Required task
Go through the entries below and write each one out exactly.

Extracted records:
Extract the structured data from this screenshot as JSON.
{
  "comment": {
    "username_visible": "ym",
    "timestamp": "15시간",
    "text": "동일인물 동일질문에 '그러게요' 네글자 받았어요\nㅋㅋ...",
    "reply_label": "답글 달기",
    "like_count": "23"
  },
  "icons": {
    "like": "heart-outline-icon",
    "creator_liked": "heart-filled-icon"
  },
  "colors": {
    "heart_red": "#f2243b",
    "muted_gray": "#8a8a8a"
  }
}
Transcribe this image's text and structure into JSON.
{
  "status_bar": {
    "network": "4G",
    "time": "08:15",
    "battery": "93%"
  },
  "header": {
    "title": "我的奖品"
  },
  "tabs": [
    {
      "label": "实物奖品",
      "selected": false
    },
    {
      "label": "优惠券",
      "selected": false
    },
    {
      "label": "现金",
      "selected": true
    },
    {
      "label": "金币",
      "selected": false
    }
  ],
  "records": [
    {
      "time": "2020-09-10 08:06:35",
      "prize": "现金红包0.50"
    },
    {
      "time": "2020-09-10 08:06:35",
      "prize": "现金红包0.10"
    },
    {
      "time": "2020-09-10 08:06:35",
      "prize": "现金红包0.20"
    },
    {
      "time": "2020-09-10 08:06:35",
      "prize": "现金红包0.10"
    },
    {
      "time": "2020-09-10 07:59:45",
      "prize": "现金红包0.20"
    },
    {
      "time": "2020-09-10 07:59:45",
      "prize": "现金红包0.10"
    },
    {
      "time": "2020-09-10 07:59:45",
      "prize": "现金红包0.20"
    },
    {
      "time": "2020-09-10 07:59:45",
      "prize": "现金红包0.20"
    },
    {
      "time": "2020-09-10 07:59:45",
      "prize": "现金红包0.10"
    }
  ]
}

Result of the exercise
Extract the structured data from this screenshot as JSON.
{
  "comment": {
    "username_visible": "ym",
    "timestamp": "15시간",
    "text": "동일인물 동일질문에 '그러게요' 네글자 받았어요\nㅋㅋ...",
    "reply_label": "답글 달기",
    "like_count": "23"
  },
  "icons": {
    "like": "heart-outline-icon",
    "creator_liked": "heart-filled-icon"
  },
  "colors": {
    "heart_red": "#f2243b",
    "muted_gray": "#8a8a8a"
  }
}
Transcribe this image's text and structure into JSON.
{
  "status_bar": {
    "network": "4G",
    "time": "08:15",
    "battery": "93%"
  },
  "header": {
    "title": "我的奖品"
  },
  "tabs": [
    {
      "label": "实物奖品",
      "selected": false
    },
    {
      "label": "优惠券",
      "selected": false
    },
    {
      "label": "现金",
      "selected": true
    },
    {
      "label": "金币",
      "selected": false
    }
  ],
  "records": [
    {
      "time": "2020-09-10 08:06:35",
      "prize": "现金红包0.50"
    },
    {
      "time": "2020-09-10 08:06:35",
      "prize": "现金红包0.10"
    },
    {
      "time": "2020-09-10 08:06:35",
      "prize": "现金红包0.20"
    },
    {
      "time": "2020-09-10 08:06:35",
      "prize": "现金红包0.10"
    },
    {
      "time": "2020-09-10 07:59:45",
      "prize": "现金红包0.20"
    },
    {
      "time": "2020-09-10 07:59:45",
      "prize": "现金红包0.10"
    },
    {
      "time": "2020-09-10 07:59:45",
      "prize": "现金红包0.20"
    },
    {
      "time": "2020-09-10 07:59:45",
      "prize": "现金红包0.20"
    },
    {
      "time": "2020-09-10 07:59:45",
      "prize": "现金红包0.10"
    }
  ]
}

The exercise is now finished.